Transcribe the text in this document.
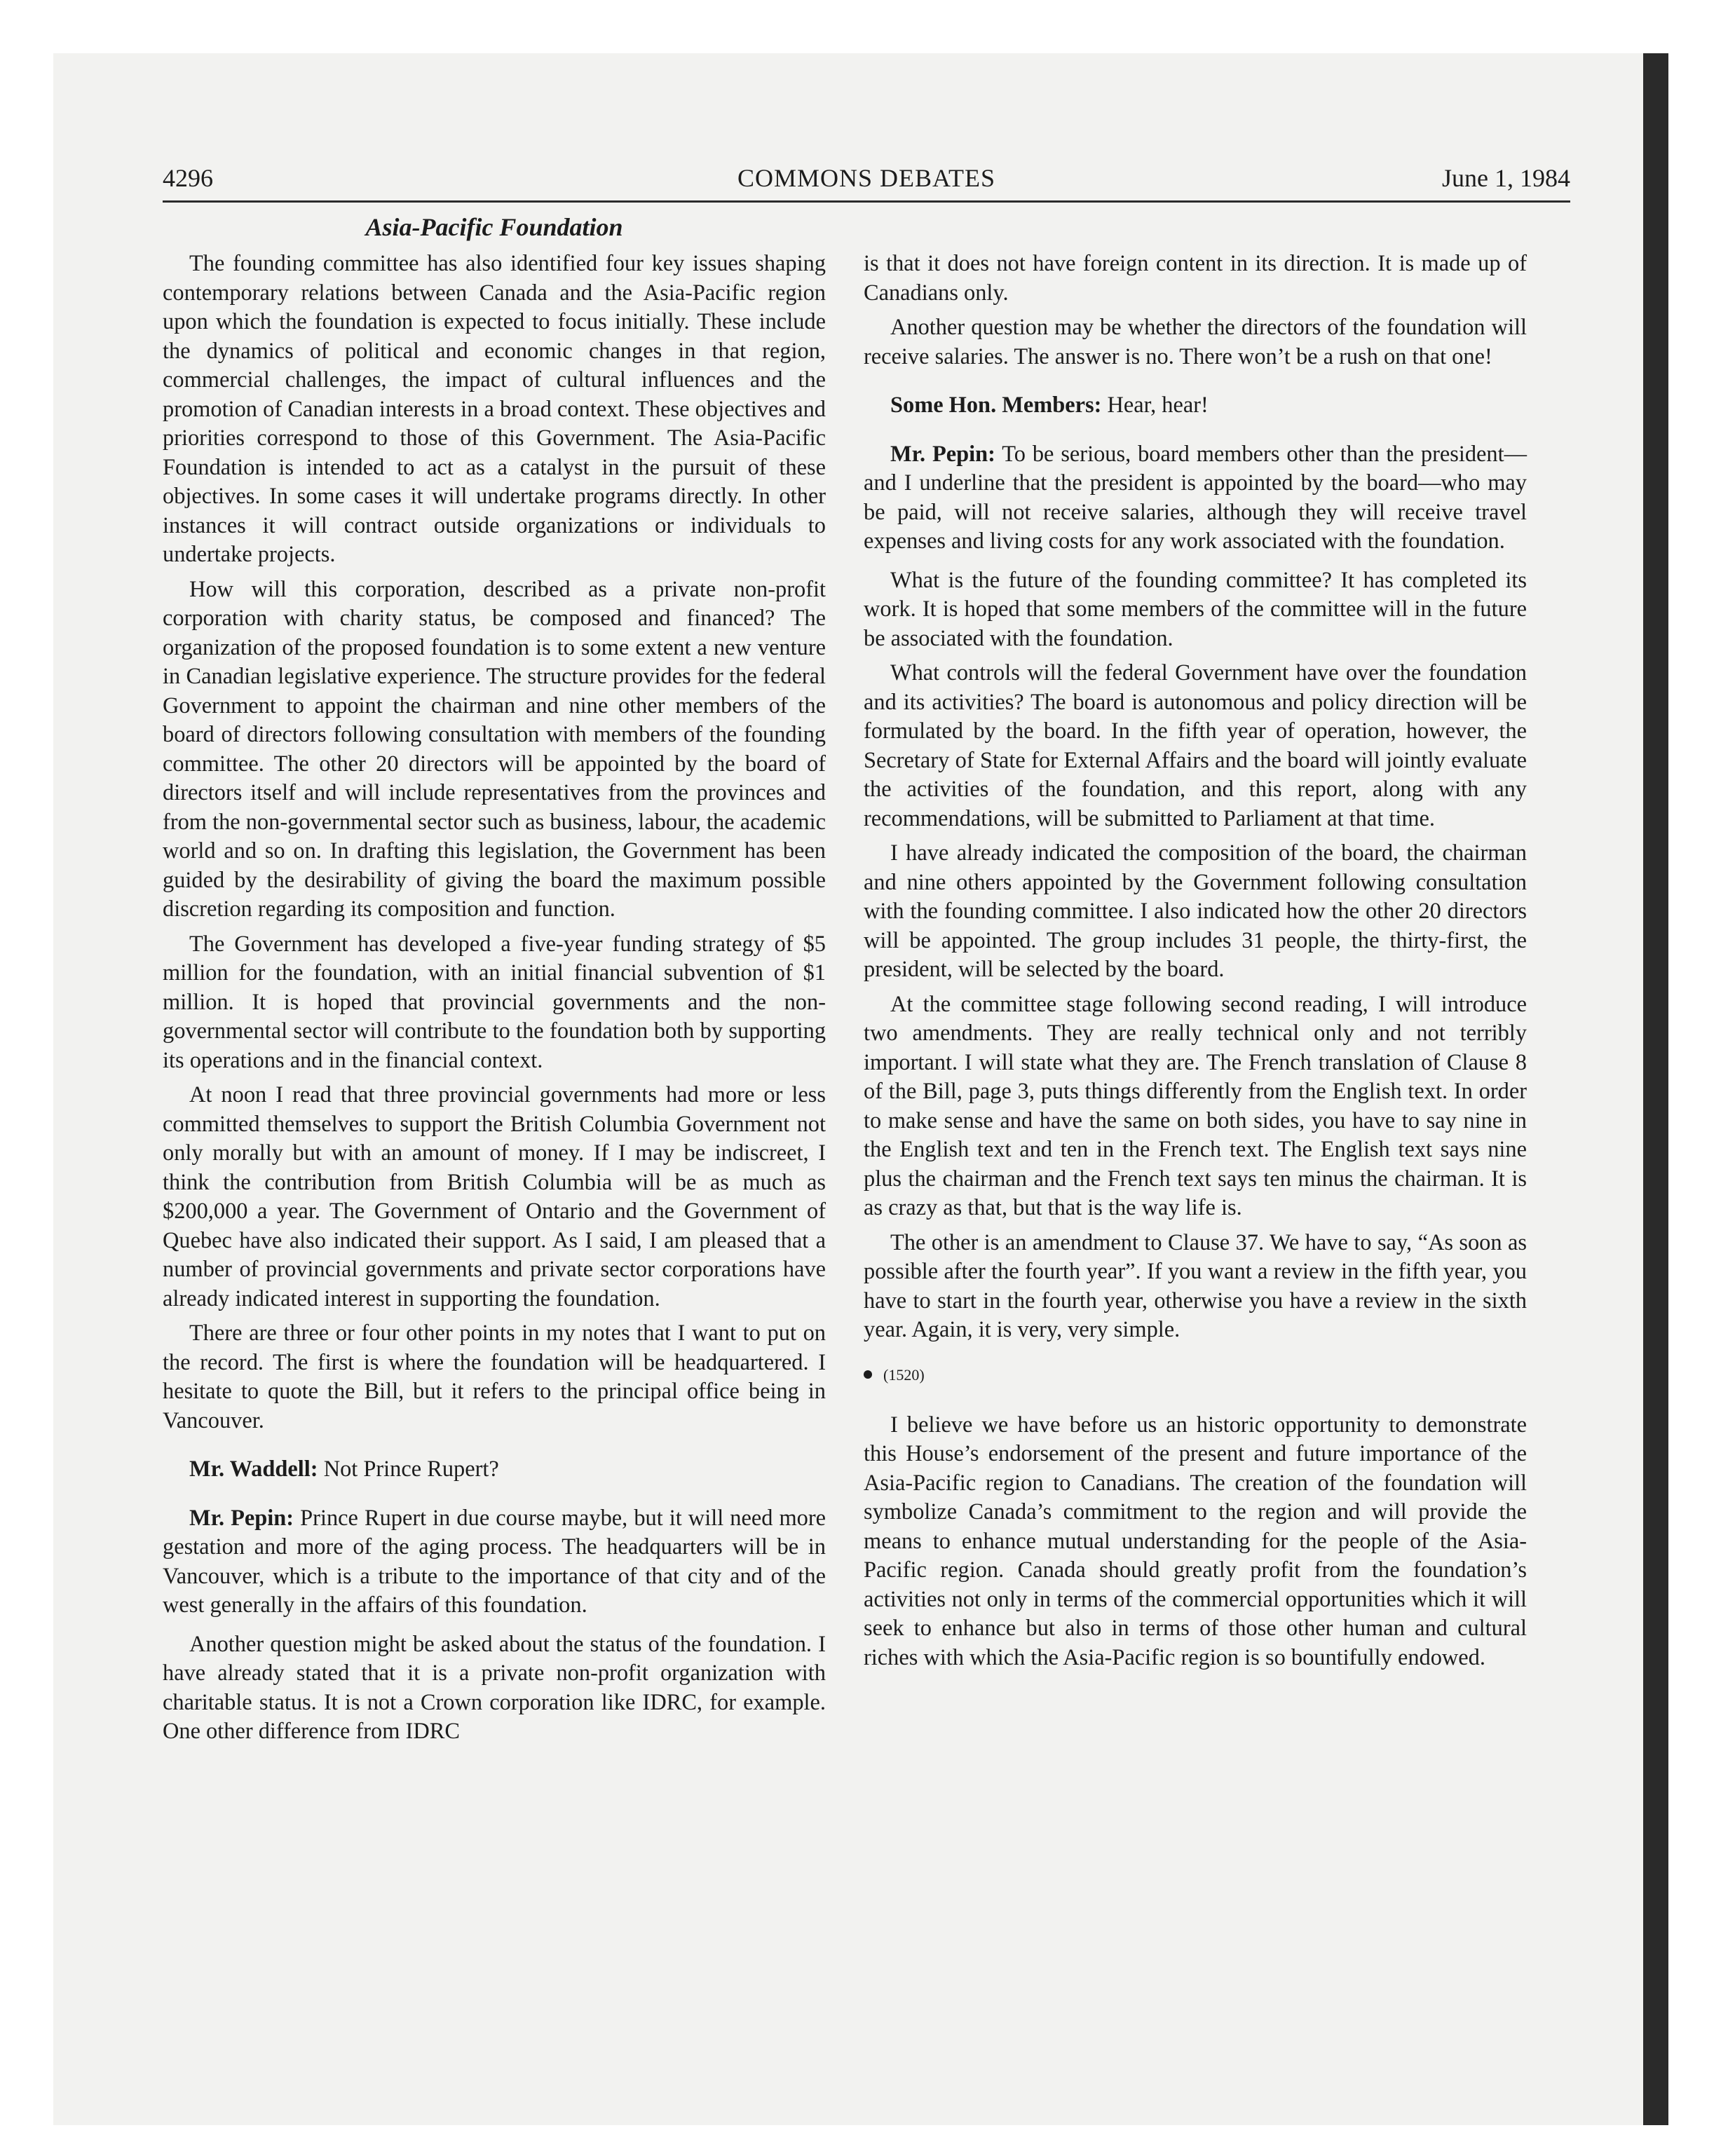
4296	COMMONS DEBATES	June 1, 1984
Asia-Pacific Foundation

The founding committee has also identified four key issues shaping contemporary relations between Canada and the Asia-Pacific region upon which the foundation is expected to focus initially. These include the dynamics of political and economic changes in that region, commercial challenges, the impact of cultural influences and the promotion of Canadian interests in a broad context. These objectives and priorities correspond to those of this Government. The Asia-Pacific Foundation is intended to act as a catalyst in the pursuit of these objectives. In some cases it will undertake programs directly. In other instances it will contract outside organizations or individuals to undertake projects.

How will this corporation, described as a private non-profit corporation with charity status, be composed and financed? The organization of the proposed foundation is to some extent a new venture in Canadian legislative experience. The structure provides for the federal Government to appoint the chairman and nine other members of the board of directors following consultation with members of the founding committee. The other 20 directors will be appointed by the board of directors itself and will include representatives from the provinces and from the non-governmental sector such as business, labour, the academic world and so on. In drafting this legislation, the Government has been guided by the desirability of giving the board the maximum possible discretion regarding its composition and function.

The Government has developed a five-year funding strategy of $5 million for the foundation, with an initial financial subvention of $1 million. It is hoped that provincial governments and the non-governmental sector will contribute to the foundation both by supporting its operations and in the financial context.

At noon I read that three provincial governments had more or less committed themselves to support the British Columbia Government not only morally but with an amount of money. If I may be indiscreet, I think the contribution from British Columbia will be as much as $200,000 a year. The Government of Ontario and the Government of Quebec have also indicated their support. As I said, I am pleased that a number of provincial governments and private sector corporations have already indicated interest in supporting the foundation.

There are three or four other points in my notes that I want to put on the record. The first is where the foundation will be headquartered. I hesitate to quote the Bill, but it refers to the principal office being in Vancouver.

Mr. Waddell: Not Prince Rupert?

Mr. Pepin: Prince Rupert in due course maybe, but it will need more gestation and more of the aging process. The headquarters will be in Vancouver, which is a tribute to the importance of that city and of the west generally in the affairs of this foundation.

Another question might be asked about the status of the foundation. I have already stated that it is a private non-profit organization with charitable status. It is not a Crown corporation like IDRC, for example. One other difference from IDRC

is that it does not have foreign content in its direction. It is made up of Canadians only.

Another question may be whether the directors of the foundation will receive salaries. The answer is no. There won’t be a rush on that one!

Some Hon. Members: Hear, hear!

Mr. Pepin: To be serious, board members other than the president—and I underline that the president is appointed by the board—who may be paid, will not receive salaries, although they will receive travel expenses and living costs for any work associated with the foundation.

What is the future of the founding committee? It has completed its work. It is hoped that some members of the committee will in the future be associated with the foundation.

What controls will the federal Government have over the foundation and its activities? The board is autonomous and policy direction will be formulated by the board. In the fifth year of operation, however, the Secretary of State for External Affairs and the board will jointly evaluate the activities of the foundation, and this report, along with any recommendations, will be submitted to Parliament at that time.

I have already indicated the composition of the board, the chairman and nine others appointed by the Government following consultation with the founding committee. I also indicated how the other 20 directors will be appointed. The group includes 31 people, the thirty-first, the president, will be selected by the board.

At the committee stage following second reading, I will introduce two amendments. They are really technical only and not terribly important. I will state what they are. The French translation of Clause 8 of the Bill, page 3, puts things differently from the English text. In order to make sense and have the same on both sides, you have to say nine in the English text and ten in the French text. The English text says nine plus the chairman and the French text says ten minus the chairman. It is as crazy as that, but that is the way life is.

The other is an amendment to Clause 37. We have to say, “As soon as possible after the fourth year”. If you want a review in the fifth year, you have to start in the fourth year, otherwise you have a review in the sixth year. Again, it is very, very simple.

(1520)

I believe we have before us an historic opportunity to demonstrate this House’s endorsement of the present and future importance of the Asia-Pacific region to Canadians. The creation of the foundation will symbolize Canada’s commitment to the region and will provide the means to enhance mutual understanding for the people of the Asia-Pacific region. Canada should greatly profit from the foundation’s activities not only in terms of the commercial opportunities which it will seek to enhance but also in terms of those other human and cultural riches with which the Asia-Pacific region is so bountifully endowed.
----
**Exercise directions**.
Set the data above down again exactly as given, with no pictures.

**Solved problem**.
Transcribe the text in this document.
4296	COMMONS DEBATES	June 1, 1984
Asia-Pacific Foundation

The founding committee has also identified four key issues shaping contemporary relations between Canada and the Asia-Pacific region upon which the foundation is expected to focus initially. These include the dynamics of political and economic changes in that region, commercial challenges, the impact of cultural influences and the promotion of Canadian interests in a broad context. These objectives and priorities correspond to those of this Government. The Asia-Pacific Foundation is intended to act as a catalyst in the pursuit of these objectives. In some cases it will undertake programs directly. In other instances it will contract outside organizations or individuals to undertake projects.

How will this corporation, described as a private non-profit corporation with charity status, be composed and financed? The organization of the proposed foundation is to some extent a new venture in Canadian legislative experience. The structure provides for the federal Government to appoint the chairman and nine other members of the board of directors following consultation with members of the founding committee. The other 20 directors will be appointed by the board of directors itself and will include representatives from the provinces and from the non-governmental sector such as business, labour, the academic world and so on. In drafting this legislation, the Government has been guided by the desirability of giving the board the maximum possible discretion regarding its composition and function.

The Government has developed a five-year funding strategy of $5 million for the foundation, with an initial financial subvention of $1 million. It is hoped that provincial governments and the non-governmental sector will contribute to the foundation both by supporting its operations and in the financial context.

At noon I read that three provincial governments had more or less committed themselves to support the British Columbia Government not only morally but with an amount of money. If I may be indiscreet, I think the contribution from British Columbia will be as much as $200,000 a year. The Government of Ontario and the Government of Quebec have also indicated their support. As I said, I am pleased that a number of provincial governments and private sector corporations have already indicated interest in supporting the foundation.

There are three or four other points in my notes that I want to put on the record. The first is where the foundation will be headquartered. I hesitate to quote the Bill, but it refers to the principal office being in Vancouver.

Mr. Waddell: Not Prince Rupert?

Mr. Pepin: Prince Rupert in due course maybe, but it will need more gestation and more of the aging process. The headquarters will be in Vancouver, which is a tribute to the importance of that city and of the west generally in the affairs of this foundation.

Another question might be asked about the status of the foundation. I have already stated that it is a private non-profit organization with charitable status. It is not a Crown corporation like IDRC, for example. One other difference from IDRC

is that it does not have foreign content in its direction. It is made up of Canadians only.

Another question may be whether the directors of the foundation will receive salaries. The answer is no. There won’t be a rush on that one!

Some Hon. Members: Hear, hear!

Mr. Pepin: To be serious, board members other than the president—and I underline that the president is appointed by the board—who may be paid, will not receive salaries, although they will receive travel expenses and living costs for any work associated with the foundation.

What is the future of the founding committee? It has completed its work. It is hoped that some members of the committee will in the future be associated with the foundation.

What controls will the federal Government have over the foundation and its activities? The board is autonomous and policy direction will be formulated by the board. In the fifth year of operation, however, the Secretary of State for External Affairs and the board will jointly evaluate the activities of the foundation, and this report, along with any recommendations, will be submitted to Parliament at that time.

I have already indicated the composition of the board, the chairman and nine others appointed by the Government following consultation with the founding committee. I also indicated how the other 20 directors will be appointed. The group includes 31 people, the thirty-first, the president, will be selected by the board.

At the committee stage following second reading, I will introduce two amendments. They are really technical only and not terribly important. I will state what they are. The French translation of Clause 8 of the Bill, page 3, puts things differently from the English text. In order to make sense and have the same on both sides, you have to say nine in the English text and ten in the French text. The English text says nine plus the chairman and the French text says ten minus the chairman. It is as crazy as that, but that is the way life is.

The other is an amendment to Clause 37. We have to say, “As soon as possible after the fourth year”. If you want a review in the fifth year, you have to start in the fourth year, otherwise you have a review in the sixth year. Again, it is very, very simple.

(1520)

I believe we have before us an historic opportunity to demonstrate this House’s endorsement of the present and future importance of the Asia-Pacific region to Canadians. The creation of the foundation will symbolize Canada’s commitment to the region and will provide the means to enhance mutual understanding for the people of the Asia-Pacific region. Canada should greatly profit from the foundation’s activities not only in terms of the commercial opportunities which it will seek to enhance but also in terms of those other human and cultural riches with which the Asia-Pacific region is so bountifully endowed.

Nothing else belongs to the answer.